__WRITTEN INSTRUCTION__. All entries should be output exactly as they stand.

Collected data
- - -
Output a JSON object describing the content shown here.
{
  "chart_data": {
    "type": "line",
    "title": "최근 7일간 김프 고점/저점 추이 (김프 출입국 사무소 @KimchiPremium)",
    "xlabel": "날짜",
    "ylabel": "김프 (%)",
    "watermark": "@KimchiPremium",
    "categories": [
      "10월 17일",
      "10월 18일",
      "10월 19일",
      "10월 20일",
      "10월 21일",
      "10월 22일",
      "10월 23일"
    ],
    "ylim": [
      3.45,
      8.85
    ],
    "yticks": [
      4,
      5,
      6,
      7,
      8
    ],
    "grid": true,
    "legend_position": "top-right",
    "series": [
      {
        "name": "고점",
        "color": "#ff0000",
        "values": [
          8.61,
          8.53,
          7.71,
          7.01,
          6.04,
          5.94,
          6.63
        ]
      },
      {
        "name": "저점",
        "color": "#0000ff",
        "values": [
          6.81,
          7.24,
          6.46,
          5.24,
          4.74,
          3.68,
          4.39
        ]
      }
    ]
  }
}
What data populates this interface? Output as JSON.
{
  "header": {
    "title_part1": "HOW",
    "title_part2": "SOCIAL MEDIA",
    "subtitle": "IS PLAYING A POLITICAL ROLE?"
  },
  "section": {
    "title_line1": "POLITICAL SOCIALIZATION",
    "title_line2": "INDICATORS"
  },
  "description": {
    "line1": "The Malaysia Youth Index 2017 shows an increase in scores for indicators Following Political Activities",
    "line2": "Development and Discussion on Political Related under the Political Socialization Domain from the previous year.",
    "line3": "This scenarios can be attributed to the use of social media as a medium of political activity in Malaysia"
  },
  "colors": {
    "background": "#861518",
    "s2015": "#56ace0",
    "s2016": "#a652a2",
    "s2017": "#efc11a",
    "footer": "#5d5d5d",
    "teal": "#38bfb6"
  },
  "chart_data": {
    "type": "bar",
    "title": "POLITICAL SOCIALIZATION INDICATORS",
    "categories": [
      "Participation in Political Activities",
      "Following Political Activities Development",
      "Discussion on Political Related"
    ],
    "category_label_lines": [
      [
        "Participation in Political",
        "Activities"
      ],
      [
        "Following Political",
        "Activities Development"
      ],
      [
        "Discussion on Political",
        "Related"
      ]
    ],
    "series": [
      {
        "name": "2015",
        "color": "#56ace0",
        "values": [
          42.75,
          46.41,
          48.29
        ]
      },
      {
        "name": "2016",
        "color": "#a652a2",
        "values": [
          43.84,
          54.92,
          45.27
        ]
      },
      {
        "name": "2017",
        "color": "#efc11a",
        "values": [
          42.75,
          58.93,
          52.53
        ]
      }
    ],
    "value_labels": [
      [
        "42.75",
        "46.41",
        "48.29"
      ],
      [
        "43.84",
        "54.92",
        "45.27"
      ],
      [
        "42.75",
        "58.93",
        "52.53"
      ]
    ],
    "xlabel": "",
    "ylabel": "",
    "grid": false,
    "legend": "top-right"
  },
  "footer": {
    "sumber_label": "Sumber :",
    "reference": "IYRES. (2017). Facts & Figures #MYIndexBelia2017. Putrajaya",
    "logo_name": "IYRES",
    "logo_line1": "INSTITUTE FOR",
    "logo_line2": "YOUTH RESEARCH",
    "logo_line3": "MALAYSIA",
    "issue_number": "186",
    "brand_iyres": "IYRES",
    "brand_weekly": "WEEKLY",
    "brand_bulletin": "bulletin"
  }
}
- - -
__SOLUTION TO THE PROBLEM__.
Output a JSON object describing the content shown here.
{
  "chart_data": {
    "type": "line",
    "title": "최근 7일간 김프 고점/저점 추이 (김프 출입국 사무소 @KimchiPremium)",
    "xlabel": "날짜",
    "ylabel": "김프 (%)",
    "watermark": "@KimchiPremium",
    "categories": [
      "10월 17일",
      "10월 18일",
      "10월 19일",
      "10월 20일",
      "10월 21일",
      "10월 22일",
      "10월 23일"
    ],
    "ylim": [
      3.45,
      8.85
    ],
    "yticks": [
      4,
      5,
      6,
      7,
      8
    ],
    "grid": true,
    "legend_position": "top-right",
    "series": [
      {
        "name": "고점",
        "color": "#ff0000",
        "values": [
          8.61,
          8.53,
          7.71,
          7.01,
          6.04,
          5.94,
          6.63
        ]
      },
      {
        "name": "저점",
        "color": "#0000ff",
        "values": [
          6.81,
          7.24,
          6.46,
          5.24,
          4.74,
          3.68,
          4.39
        ]
      }
    ]
  }
}
What data populates this interface? Output as JSON.
{
  "header": {
    "title_part1": "HOW",
    "title_part2": "SOCIAL MEDIA",
    "subtitle": "IS PLAYING A POLITICAL ROLE?"
  },
  "section": {
    "title_line1": "POLITICAL SOCIALIZATION",
    "title_line2": "INDICATORS"
  },
  "description": {
    "line1": "The Malaysia Youth Index 2017 shows an increase in scores for indicators Following Political Activities",
    "line2": "Development and Discussion on Political Related under the Political Socialization Domain from the previous year.",
    "line3": "This scenarios can be attributed to the use of social media as a medium of political activity in Malaysia"
  },
  "colors": {
    "background": "#861518",
    "s2015": "#56ace0",
    "s2016": "#a652a2",
    "s2017": "#efc11a",
    "footer": "#5d5d5d",
    "teal": "#38bfb6"
  },
  "chart_data": {
    "type": "bar",
    "title": "POLITICAL SOCIALIZATION INDICATORS",
    "categories": [
      "Participation in Political Activities",
      "Following Political Activities Development",
      "Discussion on Political Related"
    ],
    "category_label_lines": [
      [
        "Participation in Political",
        "Activities"
      ],
      [
        "Following Political",
        "Activities Development"
      ],
      [
        "Discussion on Political",
        "Related"
      ]
    ],
    "series": [
      {
        "name": "2015",
        "color": "#56ace0",
        "values": [
          42.75,
          46.41,
          48.29
        ]
      },
      {
        "name": "2016",
        "color": "#a652a2",
        "values": [
          43.84,
          54.92,
          45.27
        ]
      },
      {
        "name": "2017",
        "color": "#efc11a",
        "values": [
          42.75,
          58.93,
          52.53
        ]
      }
    ],
    "value_labels": [
      [
        "42.75",
        "46.41",
        "48.29"
      ],
      [
        "43.84",
        "54.92",
        "45.27"
      ],
      [
        "42.75",
        "58.93",
        "52.53"
      ]
    ],
    "xlabel": "",
    "ylabel": "",
    "grid": false,
    "legend": "top-right"
  },
  "footer": {
    "sumber_label": "Sumber :",
    "reference": "IYRES. (2017). Facts & Figures #MYIndexBelia2017. Putrajaya",
    "logo_name": "IYRES",
    "logo_line1": "INSTITUTE FOR",
    "logo_line2": "YOUTH RESEARCH",
    "logo_line3": "MALAYSIA",
    "issue_number": "186",
    "brand_iyres": "IYRES",
    "brand_weekly": "WEEKLY",
    "brand_bulletin": "bulletin"
  }
}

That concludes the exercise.